## EXERCISE
Edit the material from its first line through the line holding "chapter-page-number: 117 [1160, 1263, 1265, 1324]", inclusive, replacing each occurrence of "stat-label" with "metric-label" and leaving all else unchanged. Return only those lines.

[Start DATASET EXCERPTS]

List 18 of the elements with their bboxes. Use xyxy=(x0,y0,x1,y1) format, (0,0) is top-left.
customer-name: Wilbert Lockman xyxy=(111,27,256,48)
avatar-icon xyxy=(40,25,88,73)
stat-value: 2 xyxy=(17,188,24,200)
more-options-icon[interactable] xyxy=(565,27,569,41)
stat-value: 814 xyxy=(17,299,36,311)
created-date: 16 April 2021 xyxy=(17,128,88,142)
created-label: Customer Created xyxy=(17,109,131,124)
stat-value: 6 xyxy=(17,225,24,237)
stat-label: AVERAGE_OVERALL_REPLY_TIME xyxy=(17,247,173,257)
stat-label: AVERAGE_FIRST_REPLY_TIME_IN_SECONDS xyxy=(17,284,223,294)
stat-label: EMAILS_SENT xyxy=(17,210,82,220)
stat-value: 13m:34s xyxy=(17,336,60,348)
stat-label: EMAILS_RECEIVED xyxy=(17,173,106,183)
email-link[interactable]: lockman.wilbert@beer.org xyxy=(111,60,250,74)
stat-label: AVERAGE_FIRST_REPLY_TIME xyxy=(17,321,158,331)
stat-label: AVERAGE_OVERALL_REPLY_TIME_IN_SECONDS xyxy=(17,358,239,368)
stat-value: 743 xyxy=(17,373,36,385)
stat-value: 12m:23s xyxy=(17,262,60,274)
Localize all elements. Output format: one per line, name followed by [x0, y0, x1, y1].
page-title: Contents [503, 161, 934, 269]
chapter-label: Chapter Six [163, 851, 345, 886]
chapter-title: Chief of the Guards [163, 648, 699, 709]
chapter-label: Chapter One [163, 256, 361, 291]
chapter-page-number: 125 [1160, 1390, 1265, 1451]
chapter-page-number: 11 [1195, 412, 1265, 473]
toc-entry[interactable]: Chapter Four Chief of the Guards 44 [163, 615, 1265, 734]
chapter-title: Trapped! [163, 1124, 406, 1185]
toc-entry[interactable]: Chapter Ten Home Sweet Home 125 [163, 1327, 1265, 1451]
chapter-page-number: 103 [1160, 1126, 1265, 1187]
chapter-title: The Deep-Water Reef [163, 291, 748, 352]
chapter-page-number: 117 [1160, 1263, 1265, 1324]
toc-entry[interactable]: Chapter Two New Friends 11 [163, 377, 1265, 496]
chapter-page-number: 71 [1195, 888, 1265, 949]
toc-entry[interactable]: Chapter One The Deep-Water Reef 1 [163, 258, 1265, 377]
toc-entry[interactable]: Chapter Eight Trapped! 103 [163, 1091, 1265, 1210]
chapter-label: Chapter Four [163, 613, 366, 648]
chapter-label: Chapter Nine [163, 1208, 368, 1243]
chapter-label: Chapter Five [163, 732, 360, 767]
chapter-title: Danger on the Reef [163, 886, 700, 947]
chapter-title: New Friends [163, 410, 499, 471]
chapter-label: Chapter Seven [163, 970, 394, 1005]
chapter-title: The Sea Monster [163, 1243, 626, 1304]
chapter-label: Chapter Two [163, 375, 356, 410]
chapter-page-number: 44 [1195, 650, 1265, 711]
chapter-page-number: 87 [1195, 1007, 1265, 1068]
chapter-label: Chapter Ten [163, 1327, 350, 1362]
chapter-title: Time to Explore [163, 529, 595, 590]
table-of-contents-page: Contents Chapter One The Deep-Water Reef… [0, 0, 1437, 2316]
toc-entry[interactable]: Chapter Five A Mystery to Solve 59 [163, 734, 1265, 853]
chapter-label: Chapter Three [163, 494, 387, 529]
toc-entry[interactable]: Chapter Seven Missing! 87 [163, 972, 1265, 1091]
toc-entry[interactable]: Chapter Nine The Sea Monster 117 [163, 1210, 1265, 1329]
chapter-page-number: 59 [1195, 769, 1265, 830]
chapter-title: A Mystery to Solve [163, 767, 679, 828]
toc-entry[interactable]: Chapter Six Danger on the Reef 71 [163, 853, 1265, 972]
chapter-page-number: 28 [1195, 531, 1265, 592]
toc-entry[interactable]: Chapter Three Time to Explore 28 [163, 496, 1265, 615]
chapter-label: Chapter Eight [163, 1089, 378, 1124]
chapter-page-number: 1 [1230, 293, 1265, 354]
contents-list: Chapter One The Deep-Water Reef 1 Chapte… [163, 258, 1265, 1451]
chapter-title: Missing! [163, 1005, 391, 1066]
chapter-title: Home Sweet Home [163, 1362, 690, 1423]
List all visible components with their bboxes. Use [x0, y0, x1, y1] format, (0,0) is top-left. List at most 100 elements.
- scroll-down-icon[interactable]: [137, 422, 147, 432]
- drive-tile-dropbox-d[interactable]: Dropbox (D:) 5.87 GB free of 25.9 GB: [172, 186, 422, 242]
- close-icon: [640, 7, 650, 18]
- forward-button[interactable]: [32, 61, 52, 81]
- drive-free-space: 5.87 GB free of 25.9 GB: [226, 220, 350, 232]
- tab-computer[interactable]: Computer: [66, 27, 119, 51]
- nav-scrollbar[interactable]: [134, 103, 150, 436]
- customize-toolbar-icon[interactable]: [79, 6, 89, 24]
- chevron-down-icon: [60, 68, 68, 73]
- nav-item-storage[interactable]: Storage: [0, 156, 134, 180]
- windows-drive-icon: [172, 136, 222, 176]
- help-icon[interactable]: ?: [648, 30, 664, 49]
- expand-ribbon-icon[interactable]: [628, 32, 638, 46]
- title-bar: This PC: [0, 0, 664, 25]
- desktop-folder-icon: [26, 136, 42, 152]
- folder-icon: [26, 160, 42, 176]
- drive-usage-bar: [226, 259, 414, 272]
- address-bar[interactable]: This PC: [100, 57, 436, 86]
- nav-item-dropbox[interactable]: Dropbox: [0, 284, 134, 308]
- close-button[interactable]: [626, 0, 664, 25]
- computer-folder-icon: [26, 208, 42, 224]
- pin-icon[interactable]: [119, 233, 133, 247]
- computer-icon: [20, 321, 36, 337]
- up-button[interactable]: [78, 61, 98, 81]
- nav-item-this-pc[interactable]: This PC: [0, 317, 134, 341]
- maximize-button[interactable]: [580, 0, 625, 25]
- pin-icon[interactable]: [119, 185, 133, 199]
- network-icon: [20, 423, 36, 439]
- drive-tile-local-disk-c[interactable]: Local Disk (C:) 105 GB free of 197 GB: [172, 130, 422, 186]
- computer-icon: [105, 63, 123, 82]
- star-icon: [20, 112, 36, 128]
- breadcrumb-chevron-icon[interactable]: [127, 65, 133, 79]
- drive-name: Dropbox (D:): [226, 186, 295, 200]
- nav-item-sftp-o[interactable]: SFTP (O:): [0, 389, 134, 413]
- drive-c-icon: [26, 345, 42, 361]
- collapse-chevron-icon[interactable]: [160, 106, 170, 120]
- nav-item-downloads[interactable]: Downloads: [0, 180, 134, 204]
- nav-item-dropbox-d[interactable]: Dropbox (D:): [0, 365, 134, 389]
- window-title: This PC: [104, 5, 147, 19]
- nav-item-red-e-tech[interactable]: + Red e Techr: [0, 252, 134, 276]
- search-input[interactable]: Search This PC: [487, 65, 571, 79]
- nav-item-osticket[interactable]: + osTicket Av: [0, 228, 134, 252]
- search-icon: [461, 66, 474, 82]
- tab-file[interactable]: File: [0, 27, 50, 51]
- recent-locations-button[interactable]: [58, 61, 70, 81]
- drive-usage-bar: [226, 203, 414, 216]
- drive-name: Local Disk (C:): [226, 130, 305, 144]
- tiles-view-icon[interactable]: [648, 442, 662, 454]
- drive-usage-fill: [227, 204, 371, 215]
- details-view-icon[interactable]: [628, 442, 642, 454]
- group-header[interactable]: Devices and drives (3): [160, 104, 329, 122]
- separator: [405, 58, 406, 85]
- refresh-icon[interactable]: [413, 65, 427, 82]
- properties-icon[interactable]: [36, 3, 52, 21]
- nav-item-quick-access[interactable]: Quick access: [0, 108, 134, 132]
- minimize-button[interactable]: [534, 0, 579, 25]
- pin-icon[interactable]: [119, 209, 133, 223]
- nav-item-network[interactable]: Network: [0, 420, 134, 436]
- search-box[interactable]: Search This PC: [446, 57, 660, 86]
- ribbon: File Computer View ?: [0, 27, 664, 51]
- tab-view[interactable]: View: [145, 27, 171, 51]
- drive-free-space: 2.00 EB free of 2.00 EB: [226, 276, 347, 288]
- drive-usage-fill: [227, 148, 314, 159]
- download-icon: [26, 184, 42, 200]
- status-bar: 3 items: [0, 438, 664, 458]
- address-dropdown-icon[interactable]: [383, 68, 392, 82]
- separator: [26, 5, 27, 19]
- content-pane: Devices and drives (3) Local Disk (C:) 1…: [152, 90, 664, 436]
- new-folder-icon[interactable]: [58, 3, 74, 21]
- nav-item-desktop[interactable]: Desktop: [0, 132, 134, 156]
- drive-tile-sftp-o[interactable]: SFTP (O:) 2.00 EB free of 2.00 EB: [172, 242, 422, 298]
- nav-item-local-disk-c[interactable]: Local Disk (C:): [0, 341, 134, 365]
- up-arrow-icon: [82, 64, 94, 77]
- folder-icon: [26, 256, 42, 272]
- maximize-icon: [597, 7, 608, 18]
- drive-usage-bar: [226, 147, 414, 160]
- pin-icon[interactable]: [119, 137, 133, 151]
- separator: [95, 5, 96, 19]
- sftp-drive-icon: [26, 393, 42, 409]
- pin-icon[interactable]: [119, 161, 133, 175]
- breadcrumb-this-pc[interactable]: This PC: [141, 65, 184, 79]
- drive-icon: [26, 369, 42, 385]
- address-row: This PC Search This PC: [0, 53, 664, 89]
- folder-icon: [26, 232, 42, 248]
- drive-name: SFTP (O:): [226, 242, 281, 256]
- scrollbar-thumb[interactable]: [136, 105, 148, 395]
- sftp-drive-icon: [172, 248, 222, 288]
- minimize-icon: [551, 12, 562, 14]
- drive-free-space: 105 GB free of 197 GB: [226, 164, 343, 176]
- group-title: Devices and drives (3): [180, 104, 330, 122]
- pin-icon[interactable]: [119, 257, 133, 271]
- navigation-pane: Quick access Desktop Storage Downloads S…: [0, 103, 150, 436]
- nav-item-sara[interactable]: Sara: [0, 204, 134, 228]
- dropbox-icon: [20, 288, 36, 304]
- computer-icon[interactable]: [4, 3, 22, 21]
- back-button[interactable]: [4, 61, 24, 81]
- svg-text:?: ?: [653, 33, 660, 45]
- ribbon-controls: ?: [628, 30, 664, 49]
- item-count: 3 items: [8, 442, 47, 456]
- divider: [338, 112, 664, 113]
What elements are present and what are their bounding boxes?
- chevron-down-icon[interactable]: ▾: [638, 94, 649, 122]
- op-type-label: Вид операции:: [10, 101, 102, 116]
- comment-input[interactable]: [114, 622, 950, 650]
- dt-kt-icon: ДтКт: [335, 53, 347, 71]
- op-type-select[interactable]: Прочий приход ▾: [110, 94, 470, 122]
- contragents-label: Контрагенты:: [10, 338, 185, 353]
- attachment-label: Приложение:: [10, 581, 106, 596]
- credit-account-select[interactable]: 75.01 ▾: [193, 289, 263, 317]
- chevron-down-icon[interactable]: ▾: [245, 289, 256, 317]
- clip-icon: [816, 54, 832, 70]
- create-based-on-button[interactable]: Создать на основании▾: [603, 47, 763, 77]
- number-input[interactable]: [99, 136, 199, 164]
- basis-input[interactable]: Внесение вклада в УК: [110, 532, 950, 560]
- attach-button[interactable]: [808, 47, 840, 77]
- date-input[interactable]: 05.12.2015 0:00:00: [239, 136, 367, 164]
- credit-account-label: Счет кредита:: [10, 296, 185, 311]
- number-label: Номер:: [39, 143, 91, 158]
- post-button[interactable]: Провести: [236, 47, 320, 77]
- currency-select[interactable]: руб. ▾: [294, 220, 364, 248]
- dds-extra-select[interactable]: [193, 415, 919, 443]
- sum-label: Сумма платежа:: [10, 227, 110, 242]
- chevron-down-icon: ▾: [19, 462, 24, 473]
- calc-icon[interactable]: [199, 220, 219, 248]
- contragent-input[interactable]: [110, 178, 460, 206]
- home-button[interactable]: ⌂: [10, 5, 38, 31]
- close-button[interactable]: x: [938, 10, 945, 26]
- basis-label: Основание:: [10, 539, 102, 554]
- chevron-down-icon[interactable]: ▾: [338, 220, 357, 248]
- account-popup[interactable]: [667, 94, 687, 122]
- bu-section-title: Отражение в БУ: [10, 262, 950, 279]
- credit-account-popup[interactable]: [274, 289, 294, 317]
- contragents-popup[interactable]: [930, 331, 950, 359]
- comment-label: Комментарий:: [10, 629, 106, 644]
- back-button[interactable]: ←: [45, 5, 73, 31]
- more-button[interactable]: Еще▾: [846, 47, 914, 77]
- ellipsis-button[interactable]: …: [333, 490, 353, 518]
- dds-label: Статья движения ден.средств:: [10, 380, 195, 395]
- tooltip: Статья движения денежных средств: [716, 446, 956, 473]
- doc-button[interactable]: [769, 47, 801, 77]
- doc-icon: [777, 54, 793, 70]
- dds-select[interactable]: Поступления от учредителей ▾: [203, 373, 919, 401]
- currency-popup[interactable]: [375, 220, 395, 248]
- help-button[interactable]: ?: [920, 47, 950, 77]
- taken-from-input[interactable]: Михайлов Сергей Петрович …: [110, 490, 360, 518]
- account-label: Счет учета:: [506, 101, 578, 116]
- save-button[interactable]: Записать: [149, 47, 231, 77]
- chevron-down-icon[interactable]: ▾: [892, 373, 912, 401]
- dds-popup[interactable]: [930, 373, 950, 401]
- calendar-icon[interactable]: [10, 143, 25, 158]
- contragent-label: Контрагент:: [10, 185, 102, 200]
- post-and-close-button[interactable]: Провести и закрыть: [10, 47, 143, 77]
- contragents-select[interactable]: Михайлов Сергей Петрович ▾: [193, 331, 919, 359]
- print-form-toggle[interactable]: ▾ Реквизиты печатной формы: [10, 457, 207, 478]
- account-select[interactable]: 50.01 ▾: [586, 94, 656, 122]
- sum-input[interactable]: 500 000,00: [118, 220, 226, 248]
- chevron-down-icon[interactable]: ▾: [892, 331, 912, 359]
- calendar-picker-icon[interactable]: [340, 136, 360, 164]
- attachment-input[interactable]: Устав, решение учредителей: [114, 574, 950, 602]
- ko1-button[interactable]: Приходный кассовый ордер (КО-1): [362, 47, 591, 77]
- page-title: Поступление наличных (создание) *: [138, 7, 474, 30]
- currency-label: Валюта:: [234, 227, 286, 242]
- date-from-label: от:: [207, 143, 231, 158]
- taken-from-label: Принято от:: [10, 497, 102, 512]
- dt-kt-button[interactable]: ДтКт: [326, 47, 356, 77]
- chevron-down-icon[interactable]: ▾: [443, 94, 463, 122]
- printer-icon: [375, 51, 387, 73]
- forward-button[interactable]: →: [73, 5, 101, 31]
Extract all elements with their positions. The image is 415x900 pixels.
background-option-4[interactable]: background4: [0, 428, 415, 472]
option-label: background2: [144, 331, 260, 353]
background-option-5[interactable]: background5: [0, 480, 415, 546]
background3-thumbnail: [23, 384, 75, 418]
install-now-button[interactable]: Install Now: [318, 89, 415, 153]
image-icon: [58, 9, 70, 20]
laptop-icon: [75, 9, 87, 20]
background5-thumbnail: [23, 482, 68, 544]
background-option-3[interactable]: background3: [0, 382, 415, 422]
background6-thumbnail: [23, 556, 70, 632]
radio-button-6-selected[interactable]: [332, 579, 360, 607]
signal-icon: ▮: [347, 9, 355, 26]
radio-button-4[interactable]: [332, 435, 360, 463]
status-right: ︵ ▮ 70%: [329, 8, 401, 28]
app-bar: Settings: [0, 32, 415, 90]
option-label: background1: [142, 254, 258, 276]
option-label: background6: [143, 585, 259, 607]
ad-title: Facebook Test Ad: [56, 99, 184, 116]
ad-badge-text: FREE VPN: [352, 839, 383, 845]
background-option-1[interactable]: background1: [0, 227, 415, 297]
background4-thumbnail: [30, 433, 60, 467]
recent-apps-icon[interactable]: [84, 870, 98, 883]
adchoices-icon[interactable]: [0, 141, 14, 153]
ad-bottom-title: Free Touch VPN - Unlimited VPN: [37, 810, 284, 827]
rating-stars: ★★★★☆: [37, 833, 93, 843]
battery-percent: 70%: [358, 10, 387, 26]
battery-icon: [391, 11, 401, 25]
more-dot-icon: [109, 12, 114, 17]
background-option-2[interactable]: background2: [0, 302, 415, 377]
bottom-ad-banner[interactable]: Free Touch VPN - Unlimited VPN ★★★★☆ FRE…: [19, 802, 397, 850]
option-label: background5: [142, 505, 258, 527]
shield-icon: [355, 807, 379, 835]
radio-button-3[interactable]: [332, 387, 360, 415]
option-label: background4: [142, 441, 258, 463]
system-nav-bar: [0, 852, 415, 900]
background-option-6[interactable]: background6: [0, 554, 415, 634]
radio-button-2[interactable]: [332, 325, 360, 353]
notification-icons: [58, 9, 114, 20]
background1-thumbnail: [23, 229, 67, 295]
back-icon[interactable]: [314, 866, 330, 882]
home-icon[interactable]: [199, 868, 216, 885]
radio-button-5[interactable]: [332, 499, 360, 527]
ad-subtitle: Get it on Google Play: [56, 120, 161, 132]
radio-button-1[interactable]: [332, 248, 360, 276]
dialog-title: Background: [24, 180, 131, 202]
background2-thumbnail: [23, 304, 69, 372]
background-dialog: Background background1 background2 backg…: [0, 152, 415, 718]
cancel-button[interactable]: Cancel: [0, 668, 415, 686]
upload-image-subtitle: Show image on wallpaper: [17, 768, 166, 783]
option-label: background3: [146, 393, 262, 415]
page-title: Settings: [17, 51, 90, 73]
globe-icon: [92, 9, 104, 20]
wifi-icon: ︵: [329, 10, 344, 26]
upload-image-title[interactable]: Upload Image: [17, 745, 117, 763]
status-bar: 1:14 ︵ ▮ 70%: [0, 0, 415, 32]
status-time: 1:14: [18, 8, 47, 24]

[End DATASET EXCERPTS]

## TASK ANSWER
List 18 of the elements with their bboxes. Use xyxy=(x0,y0,x1,y1) format, (0,0) is top-left.
customer-name: Wilbert Lockman xyxy=(111,27,256,48)
avatar-icon xyxy=(40,25,88,73)
stat-value: 2 xyxy=(17,188,24,200)
more-options-icon[interactable] xyxy=(565,27,569,41)
stat-value: 814 xyxy=(17,299,36,311)
created-date: 16 April 2021 xyxy=(17,128,88,142)
created-label: Customer Created xyxy=(17,109,131,124)
stat-value: 6 xyxy=(17,225,24,237)
metric-label: AVERAGE_OVERALL_REPLY_TIME xyxy=(17,247,173,257)
metric-label: AVERAGE_FIRST_REPLY_TIME_IN_SECONDS xyxy=(17,284,223,294)
metric-label: EMAILS_SENT xyxy=(17,210,82,220)
stat-value: 13m:34s xyxy=(17,336,60,348)
metric-label: EMAILS_RECEIVED xyxy=(17,173,106,183)
email-link[interactable]: lockman.wilbert@beer.org xyxy=(111,60,250,74)
metric-label: AVERAGE_FIRST_REPLY_TIME xyxy=(17,321,158,331)
metric-label: AVERAGE_OVERALL_REPLY_TIME_IN_SECONDS xyxy=(17,358,239,368)
stat-value: 743 xyxy=(17,373,36,385)
stat-value: 12m:23s xyxy=(17,262,60,274)
Localize all elements. Output format: one per line, name followed by [x0, y0, x1, y1].
page-title: Contents [503, 161, 934, 269]
chapter-label: Chapter Six [163, 851, 345, 886]
chapter-title: Chief of the Guards [163, 648, 699, 709]
chapter-label: Chapter One [163, 256, 361, 291]
chapter-page-number: 125 [1160, 1390, 1265, 1451]
chapter-page-number: 11 [1195, 412, 1265, 473]
toc-entry[interactable]: Chapter Four Chief of the Guards 44 [163, 615, 1265, 734]
chapter-title: Trapped! [163, 1124, 406, 1185]
toc-entry[interactable]: Chapter Ten Home Sweet Home 125 [163, 1327, 1265, 1451]
chapter-page-number: 103 [1160, 1126, 1265, 1187]
chapter-title: The Deep-Water Reef [163, 291, 748, 352]
chapter-page-number: 117 [1160, 1263, 1265, 1324]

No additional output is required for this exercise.